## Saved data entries
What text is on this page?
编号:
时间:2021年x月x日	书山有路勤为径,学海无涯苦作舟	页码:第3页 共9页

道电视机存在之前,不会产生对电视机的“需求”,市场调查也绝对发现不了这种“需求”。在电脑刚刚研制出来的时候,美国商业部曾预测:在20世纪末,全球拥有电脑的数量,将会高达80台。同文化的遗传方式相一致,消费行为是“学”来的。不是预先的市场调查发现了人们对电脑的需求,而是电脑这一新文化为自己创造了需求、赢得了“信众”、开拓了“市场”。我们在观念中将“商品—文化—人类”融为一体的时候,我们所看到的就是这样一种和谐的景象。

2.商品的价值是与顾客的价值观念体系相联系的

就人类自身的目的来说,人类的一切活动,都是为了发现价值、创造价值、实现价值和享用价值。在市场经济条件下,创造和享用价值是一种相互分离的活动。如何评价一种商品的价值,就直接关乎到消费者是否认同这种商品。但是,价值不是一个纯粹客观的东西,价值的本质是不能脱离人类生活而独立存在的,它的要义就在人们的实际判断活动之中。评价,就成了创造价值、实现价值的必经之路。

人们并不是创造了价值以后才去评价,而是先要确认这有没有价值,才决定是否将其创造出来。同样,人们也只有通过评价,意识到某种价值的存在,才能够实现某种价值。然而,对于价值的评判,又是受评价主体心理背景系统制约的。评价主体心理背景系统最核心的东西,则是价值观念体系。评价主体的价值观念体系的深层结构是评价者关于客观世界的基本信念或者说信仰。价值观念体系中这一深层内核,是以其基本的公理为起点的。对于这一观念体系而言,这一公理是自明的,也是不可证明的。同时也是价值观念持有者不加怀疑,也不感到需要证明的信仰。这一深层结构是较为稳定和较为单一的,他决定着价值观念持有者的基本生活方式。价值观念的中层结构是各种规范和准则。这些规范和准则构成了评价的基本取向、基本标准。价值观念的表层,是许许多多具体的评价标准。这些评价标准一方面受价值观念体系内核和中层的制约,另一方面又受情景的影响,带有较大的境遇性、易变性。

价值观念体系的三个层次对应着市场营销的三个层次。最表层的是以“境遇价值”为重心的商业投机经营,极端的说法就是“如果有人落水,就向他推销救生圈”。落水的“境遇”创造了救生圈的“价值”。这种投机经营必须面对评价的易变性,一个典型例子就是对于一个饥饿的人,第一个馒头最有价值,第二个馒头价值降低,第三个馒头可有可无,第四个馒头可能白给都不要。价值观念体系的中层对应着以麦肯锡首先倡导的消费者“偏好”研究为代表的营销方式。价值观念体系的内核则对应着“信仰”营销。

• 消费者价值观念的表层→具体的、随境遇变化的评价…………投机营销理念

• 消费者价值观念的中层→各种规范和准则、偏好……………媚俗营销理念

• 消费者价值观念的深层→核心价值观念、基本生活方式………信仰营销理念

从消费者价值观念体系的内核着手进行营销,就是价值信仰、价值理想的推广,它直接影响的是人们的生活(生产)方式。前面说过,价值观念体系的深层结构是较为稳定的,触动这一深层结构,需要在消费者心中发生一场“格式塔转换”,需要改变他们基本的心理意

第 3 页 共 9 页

## The request
All of the data must be returned exactly.

## Reply to the exercise
What text is on this page?
编号:
时间:2021年x月x日	书山有路勤为径,学海无涯苦作舟	页码:第3页 共9页

道电视机存在之前,不会产生对电视机的“需求”,市场调查也绝对发现不了这种“需求”。在电脑刚刚研制出来的时候,美国商业部曾预测:在20世纪末,全球拥有电脑的数量,将会高达80台。同文化的遗传方式相一致,消费行为是“学”来的。不是预先的市场调查发现了人们对电脑的需求,而是电脑这一新文化为自己创造了需求、赢得了“信众”、开拓了“市场”。我们在观念中将“商品—文化—人类”融为一体的时候,我们所看到的就是这样一种和谐的景象。

2.商品的价值是与顾客的价值观念体系相联系的

就人类自身的目的来说,人类的一切活动,都是为了发现价值、创造价值、实现价值和享用价值。在市场经济条件下,创造和享用价值是一种相互分离的活动。如何评价一种商品的价值,就直接关乎到消费者是否认同这种商品。但是,价值不是一个纯粹客观的东西,价值的本质是不能脱离人类生活而独立存在的,它的要义就在人们的实际判断活动之中。评价,就成了创造价值、实现价值的必经之路。

人们并不是创造了价值以后才去评价,而是先要确认这有没有价值,才决定是否将其创造出来。同样,人们也只有通过评价,意识到某种价值的存在,才能够实现某种价值。然而,对于价值的评判,又是受评价主体心理背景系统制约的。评价主体心理背景系统最核心的东西,则是价值观念体系。评价主体的价值观念体系的深层结构是评价者关于客观世界的基本信念或者说信仰。价值观念体系中这一深层内核,是以其基本的公理为起点的。对于这一观念体系而言,这一公理是自明的,也是不可证明的。同时也是价值观念持有者不加怀疑,也不感到需要证明的信仰。这一深层结构是较为稳定和较为单一的,他决定着价值观念持有者的基本生活方式。价值观念的中层结构是各种规范和准则。这些规范和准则构成了评价的基本取向、基本标准。价值观念的表层,是许许多多具体的评价标准。这些评价标准一方面受价值观念体系内核和中层的制约,另一方面又受情景的影响,带有较大的境遇性、易变性。

价值观念体系的三个层次对应着市场营销的三个层次。最表层的是以“境遇价值”为重心的商业投机经营,极端的说法就是“如果有人落水,就向他推销救生圈”。落水的“境遇”创造了救生圈的“价值”。这种投机经营必须面对评价的易变性,一个典型例子就是对于一个饥饿的人,第一个馒头最有价值,第二个馒头价值降低,第三个馒头可有可无,第四个馒头可能白给都不要。价值观念体系的中层对应着以麦肯锡首先倡导的消费者“偏好”研究为代表的营销方式。价值观念体系的内核则对应着“信仰”营销。

• 消费者价值观念的表层→具体的、随境遇变化的评价…………投机营销理念

• 消费者价值观念的中层→各种规范和准则、偏好……………媚俗营销理念

• 消费者价值观念的深层→核心价值观念、基本生活方式………信仰营销理念

从消费者价值观念体系的内核着手进行营销,就是价值信仰、价值理想的推广,它直接影响的是人们的生活(生产)方式。前面说过,价值观念体系的深层结构是较为稳定的,触动这一深层结构,需要在消费者心中发生一场“格式塔转换”,需要改变他们基本的心理意

第 3 页 共 9 页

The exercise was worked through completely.